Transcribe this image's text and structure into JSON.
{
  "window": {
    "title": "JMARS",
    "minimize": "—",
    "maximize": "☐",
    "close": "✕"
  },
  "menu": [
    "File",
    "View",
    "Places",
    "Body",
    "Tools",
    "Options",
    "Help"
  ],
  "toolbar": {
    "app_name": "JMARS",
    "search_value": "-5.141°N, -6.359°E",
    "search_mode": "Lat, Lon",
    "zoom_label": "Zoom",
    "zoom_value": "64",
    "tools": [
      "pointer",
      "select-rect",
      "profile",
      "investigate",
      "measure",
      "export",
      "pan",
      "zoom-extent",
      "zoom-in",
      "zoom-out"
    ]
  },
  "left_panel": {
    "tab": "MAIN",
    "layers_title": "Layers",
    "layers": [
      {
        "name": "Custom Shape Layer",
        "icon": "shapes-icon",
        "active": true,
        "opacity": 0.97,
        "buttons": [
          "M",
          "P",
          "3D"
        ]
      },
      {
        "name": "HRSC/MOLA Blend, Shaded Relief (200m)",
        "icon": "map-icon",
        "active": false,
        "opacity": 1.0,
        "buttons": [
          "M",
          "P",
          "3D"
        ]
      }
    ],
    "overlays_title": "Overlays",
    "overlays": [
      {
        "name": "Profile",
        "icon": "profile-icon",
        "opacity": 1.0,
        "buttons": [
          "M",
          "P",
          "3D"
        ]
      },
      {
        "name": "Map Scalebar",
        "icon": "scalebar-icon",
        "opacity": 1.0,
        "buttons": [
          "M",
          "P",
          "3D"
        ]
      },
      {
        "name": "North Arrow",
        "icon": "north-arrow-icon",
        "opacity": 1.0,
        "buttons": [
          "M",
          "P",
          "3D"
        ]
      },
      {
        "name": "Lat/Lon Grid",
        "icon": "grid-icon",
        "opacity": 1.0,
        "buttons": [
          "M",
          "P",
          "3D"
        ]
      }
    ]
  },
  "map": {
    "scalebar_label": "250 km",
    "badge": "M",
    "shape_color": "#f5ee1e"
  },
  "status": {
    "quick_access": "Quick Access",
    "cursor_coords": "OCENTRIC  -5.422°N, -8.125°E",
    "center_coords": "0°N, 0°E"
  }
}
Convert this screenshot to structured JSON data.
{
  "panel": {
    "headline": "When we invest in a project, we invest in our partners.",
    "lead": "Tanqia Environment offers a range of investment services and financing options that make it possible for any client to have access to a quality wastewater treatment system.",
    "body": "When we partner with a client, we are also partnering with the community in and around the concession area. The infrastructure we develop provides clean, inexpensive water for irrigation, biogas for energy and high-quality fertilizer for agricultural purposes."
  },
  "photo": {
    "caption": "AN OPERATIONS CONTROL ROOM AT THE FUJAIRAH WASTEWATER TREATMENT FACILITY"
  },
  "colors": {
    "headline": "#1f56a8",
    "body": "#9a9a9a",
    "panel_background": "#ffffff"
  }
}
========================================================================
WHAT IS NEEDED — Repeat every entry exactly, please.

WRITTEN RESPONSE —
Transcribe this image's text and structure into JSON.
{
  "window": {
    "title": "JMARS",
    "minimize": "—",
    "maximize": "☐",
    "close": "✕"
  },
  "menu": [
    "File",
    "View",
    "Places",
    "Body",
    "Tools",
    "Options",
    "Help"
  ],
  "toolbar": {
    "app_name": "JMARS",
    "search_value": "-5.141°N, -6.359°E",
    "search_mode": "Lat, Lon",
    "zoom_label": "Zoom",
    "zoom_value": "64",
    "tools": [
      "pointer",
      "select-rect",
      "profile",
      "investigate",
      "measure",
      "export",
      "pan",
      "zoom-extent",
      "zoom-in",
      "zoom-out"
    ]
  },
  "left_panel": {
    "tab": "MAIN",
    "layers_title": "Layers",
    "layers": [
      {
        "name": "Custom Shape Layer",
        "icon": "shapes-icon",
        "active": true,
        "opacity": 0.97,
        "buttons": [
          "M",
          "P",
          "3D"
        ]
      },
      {
        "name": "HRSC/MOLA Blend, Shaded Relief (200m)",
        "icon": "map-icon",
        "active": false,
        "opacity": 1.0,
        "buttons": [
          "M",
          "P",
          "3D"
        ]
      }
    ],
    "overlays_title": "Overlays",
    "overlays": [
      {
        "name": "Profile",
        "icon": "profile-icon",
        "opacity": 1.0,
        "buttons": [
          "M",
          "P",
          "3D"
        ]
      },
      {
        "name": "Map Scalebar",
        "icon": "scalebar-icon",
        "opacity": 1.0,
        "buttons": [
          "M",
          "P",
          "3D"
        ]
      },
      {
        "name": "North Arrow",
        "icon": "north-arrow-icon",
        "opacity": 1.0,
        "buttons": [
          "M",
          "P",
          "3D"
        ]
      },
      {
        "name": "Lat/Lon Grid",
        "icon": "grid-icon",
        "opacity": 1.0,
        "buttons": [
          "M",
          "P",
          "3D"
        ]
      }
    ]
  },
  "map": {
    "scalebar_label": "250 km",
    "badge": "M",
    "shape_color": "#f5ee1e"
  },
  "status": {
    "quick_access": "Quick Access",
    "cursor_coords": "OCENTRIC  -5.422°N, -8.125°E",
    "center_coords": "0°N, 0°E"
  }
}
Convert this screenshot to structured JSON data.
{
  "panel": {
    "headline": "When we invest in a project, we invest in our partners.",
    "lead": "Tanqia Environment offers a range of investment services and financing options that make it possible for any client to have access to a quality wastewater treatment system.",
    "body": "When we partner with a client, we are also partnering with the community in and around the concession area. The infrastructure we develop provides clean, inexpensive water for irrigation, biogas for energy and high-quality fertilizer for agricultural purposes."
  },
  "photo": {
    "caption": "AN OPERATIONS CONTROL ROOM AT THE FUJAIRAH WASTEWATER TREATMENT FACILITY"
  },
  "colors": {
    "headline": "#1f56a8",
    "body": "#9a9a9a",
    "panel_background": "#ffffff"
  }
}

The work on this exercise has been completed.